**TO BE DONE:** From the entries below, say how many lines carry the word "False", and give nothing but the number.

(begin)

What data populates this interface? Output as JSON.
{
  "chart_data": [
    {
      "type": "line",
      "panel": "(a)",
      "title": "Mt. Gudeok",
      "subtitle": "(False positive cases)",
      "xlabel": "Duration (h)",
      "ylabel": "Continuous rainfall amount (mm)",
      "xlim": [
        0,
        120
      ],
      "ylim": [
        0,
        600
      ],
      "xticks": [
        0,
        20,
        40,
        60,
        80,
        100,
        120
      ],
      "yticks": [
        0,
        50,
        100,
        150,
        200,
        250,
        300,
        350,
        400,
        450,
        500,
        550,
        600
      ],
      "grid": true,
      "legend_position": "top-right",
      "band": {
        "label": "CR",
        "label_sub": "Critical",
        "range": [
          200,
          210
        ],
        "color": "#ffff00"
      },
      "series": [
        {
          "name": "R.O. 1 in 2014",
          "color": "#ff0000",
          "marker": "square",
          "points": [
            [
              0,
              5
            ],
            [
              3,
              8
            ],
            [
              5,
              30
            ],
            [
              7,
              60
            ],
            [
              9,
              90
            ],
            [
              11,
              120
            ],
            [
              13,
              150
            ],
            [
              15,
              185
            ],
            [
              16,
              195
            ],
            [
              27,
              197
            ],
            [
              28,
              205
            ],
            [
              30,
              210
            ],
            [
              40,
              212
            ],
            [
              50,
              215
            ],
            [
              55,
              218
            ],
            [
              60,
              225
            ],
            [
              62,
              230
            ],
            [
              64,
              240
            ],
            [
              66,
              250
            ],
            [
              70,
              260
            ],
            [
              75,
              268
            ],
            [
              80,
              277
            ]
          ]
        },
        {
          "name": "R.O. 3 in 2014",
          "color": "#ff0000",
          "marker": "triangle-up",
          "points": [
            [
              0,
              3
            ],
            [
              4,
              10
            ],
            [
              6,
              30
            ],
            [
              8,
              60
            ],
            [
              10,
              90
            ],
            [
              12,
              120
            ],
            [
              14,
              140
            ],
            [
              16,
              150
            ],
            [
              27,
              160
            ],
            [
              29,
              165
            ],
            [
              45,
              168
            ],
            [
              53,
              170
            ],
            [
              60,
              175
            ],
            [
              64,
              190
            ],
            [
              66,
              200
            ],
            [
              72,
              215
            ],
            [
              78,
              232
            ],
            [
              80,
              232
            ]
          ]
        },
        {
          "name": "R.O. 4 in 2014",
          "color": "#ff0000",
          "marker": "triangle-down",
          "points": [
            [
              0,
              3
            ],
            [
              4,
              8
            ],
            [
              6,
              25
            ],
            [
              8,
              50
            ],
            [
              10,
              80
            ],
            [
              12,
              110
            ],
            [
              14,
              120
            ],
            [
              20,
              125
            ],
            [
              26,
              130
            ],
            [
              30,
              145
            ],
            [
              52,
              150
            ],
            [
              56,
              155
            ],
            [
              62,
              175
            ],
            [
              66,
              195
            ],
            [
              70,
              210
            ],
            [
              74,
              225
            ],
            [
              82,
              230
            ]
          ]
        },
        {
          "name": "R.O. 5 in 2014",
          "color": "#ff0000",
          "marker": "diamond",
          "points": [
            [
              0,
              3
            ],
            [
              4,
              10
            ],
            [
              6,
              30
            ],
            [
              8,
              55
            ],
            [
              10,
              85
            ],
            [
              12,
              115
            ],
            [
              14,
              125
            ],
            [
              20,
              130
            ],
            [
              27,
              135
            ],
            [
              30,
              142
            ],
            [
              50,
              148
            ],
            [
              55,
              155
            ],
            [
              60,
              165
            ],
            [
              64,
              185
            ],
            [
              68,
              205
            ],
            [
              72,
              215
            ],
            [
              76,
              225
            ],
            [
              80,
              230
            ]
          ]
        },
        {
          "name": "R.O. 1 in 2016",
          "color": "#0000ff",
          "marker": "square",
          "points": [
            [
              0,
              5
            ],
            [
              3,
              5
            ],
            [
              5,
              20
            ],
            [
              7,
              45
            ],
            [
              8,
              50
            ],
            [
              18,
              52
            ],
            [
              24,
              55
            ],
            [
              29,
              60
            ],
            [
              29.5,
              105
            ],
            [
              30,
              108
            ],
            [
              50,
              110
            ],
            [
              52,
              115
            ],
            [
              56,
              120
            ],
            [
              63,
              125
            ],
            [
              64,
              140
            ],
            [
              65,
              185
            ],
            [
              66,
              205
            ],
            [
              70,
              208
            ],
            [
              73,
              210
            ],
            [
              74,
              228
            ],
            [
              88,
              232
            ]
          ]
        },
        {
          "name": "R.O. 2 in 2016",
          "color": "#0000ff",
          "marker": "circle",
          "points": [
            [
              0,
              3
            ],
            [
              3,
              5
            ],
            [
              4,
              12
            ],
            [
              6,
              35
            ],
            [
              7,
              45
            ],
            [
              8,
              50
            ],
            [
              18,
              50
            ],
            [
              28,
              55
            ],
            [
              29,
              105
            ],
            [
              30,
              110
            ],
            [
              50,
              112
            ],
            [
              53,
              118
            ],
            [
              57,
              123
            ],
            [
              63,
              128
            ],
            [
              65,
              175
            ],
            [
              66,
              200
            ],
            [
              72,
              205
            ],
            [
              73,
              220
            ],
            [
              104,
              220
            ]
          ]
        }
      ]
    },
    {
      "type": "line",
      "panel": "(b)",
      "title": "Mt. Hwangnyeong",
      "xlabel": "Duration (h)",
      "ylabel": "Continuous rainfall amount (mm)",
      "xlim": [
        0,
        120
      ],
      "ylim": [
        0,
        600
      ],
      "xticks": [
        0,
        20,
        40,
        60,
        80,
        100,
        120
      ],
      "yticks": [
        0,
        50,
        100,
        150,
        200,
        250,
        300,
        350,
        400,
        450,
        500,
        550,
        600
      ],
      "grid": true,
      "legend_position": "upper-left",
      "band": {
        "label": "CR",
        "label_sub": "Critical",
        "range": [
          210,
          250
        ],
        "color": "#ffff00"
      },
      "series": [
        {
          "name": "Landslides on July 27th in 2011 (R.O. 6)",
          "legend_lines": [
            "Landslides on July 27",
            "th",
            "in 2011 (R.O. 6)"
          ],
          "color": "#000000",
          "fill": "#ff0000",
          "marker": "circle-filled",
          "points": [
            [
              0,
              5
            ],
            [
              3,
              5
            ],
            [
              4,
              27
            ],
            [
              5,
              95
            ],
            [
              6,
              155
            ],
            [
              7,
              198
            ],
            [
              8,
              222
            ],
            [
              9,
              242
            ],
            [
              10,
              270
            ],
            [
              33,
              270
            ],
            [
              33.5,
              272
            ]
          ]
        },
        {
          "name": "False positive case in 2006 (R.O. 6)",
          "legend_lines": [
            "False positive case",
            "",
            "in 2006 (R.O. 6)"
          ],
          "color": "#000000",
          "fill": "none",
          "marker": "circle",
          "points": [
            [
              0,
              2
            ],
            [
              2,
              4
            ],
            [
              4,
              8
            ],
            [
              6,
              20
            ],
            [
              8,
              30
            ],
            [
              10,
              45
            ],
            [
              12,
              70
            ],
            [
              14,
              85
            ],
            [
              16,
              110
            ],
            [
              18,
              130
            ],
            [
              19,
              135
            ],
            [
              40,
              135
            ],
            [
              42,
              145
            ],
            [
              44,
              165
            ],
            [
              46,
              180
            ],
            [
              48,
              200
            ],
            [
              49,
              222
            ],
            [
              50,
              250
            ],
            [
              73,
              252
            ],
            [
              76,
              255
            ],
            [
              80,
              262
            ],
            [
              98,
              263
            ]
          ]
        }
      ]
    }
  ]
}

(end)

**PROBLEM SOLUTION:** 3